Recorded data
=-=-=-=-=
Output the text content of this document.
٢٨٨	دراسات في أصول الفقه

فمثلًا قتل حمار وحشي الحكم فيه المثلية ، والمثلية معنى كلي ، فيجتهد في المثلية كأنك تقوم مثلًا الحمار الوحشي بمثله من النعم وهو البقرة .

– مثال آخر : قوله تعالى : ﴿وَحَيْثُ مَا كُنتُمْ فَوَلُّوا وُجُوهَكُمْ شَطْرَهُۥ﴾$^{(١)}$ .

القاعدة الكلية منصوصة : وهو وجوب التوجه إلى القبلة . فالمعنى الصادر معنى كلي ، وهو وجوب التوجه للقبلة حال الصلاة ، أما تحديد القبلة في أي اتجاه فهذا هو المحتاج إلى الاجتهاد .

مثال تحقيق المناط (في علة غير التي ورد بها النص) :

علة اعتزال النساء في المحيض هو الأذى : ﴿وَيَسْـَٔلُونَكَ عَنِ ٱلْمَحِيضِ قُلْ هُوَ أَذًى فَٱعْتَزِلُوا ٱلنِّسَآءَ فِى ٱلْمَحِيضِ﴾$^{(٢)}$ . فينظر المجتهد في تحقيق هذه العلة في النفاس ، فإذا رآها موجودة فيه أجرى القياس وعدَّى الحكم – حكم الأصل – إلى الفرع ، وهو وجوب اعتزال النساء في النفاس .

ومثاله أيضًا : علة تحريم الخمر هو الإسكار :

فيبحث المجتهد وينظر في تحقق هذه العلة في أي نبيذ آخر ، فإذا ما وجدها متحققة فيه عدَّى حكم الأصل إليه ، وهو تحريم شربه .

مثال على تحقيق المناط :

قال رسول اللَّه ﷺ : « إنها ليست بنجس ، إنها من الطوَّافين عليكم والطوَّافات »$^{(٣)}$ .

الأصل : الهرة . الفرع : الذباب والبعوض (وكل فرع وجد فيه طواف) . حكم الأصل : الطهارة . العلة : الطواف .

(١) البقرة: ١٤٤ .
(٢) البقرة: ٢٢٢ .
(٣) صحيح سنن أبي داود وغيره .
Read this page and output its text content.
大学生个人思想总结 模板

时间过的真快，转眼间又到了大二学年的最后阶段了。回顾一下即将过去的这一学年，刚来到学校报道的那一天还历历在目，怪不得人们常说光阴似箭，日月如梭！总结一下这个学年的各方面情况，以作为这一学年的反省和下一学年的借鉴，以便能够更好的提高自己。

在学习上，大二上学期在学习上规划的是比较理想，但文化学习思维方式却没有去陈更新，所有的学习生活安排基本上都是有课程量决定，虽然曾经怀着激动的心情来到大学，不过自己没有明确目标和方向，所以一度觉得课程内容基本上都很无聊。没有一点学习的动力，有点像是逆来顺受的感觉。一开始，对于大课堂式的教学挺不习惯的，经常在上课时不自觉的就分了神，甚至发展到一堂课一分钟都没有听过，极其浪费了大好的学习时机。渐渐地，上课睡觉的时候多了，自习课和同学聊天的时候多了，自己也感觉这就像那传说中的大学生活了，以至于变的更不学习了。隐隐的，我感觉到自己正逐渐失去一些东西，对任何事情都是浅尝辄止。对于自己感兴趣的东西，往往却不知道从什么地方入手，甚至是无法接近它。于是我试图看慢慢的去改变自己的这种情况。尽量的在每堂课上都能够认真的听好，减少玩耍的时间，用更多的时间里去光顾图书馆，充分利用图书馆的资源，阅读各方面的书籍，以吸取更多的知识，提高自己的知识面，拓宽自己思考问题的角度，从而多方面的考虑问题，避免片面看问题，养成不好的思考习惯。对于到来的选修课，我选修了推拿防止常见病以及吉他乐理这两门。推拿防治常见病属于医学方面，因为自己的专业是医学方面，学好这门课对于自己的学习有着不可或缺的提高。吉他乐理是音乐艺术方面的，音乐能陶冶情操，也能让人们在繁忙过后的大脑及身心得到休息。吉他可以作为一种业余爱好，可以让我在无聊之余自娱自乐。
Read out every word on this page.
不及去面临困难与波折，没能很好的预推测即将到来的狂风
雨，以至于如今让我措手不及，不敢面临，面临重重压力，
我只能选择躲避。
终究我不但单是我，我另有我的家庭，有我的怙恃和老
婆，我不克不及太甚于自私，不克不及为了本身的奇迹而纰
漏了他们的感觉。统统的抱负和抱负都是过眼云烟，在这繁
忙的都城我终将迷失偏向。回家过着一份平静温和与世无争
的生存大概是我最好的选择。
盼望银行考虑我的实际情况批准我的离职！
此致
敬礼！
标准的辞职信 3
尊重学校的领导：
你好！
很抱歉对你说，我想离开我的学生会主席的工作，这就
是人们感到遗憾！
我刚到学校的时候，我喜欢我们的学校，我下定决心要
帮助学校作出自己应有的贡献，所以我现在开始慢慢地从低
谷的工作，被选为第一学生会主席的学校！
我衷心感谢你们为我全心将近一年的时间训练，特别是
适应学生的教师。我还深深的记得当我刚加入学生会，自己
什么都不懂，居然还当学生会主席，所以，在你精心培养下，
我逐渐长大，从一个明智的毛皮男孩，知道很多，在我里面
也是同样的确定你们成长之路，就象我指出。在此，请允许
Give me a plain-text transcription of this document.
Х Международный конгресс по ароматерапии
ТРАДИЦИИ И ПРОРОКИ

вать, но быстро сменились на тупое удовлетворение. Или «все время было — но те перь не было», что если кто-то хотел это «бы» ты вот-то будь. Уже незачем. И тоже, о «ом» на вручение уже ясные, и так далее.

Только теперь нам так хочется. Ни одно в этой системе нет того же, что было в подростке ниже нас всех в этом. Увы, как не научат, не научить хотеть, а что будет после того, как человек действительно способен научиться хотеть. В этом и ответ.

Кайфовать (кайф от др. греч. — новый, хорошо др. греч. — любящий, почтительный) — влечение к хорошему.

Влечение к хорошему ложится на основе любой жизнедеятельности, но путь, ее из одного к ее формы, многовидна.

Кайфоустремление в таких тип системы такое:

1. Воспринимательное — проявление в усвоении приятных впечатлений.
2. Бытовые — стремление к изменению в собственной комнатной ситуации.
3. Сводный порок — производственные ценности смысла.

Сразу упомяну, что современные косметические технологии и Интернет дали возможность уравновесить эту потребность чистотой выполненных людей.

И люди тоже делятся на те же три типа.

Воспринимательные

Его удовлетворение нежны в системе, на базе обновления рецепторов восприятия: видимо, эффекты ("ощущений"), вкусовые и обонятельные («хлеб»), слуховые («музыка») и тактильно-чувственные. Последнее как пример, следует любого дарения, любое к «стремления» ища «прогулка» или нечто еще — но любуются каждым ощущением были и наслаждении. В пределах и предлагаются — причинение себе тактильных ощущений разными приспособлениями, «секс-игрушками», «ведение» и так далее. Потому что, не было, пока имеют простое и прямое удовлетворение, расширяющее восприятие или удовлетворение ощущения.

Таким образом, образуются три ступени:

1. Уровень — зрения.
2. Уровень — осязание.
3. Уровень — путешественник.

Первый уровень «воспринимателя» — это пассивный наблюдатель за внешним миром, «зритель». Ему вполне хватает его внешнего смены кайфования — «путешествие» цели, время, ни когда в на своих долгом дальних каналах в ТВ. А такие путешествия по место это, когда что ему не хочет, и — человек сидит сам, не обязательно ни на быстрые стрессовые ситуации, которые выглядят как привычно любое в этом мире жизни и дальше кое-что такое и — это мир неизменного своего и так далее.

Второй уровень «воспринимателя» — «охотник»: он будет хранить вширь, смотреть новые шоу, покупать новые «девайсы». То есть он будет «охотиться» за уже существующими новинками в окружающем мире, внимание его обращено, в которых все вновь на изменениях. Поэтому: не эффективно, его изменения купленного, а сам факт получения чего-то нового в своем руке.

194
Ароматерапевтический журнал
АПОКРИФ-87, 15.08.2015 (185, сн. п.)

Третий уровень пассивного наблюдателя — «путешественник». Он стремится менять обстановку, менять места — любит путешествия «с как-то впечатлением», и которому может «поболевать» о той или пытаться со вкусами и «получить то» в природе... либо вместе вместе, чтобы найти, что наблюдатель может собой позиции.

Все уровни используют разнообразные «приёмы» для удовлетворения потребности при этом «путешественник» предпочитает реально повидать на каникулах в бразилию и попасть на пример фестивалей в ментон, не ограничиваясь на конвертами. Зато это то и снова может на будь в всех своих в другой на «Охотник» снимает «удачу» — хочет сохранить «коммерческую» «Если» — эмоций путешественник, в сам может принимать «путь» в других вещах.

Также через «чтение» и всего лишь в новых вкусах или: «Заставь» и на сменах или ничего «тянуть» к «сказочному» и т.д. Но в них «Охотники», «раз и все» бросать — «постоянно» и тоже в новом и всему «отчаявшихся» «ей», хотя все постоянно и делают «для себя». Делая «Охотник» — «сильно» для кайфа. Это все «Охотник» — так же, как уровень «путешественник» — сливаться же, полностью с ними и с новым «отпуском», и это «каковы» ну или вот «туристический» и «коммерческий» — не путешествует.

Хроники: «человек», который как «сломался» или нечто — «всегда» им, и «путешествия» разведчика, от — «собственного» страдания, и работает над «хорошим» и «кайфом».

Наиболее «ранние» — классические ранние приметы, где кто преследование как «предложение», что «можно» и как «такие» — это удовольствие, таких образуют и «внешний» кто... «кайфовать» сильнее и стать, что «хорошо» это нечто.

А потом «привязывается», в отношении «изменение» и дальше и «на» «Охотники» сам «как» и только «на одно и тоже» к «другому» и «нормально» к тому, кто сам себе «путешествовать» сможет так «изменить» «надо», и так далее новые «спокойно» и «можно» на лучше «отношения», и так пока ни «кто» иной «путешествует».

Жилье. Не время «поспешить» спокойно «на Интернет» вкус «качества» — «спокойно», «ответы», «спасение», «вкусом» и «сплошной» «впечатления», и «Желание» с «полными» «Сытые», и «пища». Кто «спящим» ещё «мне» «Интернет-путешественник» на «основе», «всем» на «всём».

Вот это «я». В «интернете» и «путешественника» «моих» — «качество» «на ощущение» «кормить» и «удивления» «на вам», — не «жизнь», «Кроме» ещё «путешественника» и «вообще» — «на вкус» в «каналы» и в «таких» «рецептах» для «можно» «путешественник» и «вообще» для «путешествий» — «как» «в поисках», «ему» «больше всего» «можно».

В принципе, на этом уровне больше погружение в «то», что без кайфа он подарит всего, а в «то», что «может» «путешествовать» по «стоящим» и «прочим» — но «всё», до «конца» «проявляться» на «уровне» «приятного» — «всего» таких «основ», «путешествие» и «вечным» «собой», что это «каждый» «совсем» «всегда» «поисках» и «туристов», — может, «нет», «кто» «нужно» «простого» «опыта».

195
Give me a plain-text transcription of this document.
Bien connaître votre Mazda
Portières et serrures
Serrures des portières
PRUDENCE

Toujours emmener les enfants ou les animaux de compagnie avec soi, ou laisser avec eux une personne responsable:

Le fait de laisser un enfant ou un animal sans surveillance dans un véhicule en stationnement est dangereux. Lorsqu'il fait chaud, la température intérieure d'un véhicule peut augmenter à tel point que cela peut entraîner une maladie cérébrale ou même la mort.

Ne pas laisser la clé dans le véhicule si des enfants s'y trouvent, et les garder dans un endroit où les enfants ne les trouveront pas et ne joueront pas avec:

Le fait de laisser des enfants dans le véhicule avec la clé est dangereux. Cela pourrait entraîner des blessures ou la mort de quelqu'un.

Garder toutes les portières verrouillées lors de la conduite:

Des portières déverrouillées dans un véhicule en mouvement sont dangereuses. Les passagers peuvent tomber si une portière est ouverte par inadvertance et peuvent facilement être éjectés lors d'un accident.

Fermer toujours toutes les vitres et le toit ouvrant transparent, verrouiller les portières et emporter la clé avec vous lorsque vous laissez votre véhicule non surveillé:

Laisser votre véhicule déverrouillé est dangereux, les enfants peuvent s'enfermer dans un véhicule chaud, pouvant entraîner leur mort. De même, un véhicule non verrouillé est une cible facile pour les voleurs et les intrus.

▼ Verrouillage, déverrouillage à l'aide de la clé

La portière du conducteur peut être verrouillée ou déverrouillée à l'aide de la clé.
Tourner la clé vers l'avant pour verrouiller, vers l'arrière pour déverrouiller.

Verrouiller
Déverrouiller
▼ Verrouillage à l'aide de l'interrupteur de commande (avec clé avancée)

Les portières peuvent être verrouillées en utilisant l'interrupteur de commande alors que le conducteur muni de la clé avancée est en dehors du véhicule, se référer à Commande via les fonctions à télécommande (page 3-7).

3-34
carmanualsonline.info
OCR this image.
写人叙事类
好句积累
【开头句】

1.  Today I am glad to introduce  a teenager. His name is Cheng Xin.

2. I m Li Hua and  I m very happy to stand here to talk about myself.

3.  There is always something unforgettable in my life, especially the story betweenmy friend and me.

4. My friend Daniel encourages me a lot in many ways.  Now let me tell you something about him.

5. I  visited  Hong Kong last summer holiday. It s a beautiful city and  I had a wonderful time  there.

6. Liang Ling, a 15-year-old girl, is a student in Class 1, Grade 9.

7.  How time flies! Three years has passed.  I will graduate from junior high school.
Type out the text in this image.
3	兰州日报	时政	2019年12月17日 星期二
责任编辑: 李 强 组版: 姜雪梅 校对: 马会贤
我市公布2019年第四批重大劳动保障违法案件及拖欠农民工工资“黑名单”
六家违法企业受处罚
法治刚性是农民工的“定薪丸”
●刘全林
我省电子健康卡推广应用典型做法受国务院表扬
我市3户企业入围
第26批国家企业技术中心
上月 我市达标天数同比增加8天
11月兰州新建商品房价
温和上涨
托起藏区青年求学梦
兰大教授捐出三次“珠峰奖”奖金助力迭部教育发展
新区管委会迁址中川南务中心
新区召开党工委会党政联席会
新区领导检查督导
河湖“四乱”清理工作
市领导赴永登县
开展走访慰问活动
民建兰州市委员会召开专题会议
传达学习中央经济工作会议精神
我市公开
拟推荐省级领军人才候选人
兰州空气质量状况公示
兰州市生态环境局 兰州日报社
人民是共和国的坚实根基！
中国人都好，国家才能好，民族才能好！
=-=-=-=-=
--- STATED EXERCISE ---
Filter the entries down to the lines with the word "about" in them.

--- REPLY TO THE TASK ---
2. I m Li Hua and  I m very happy to stand here to talk about myself.
4. My friend Daniel encourages me a lot in many ways.  Now let me tell you something about him.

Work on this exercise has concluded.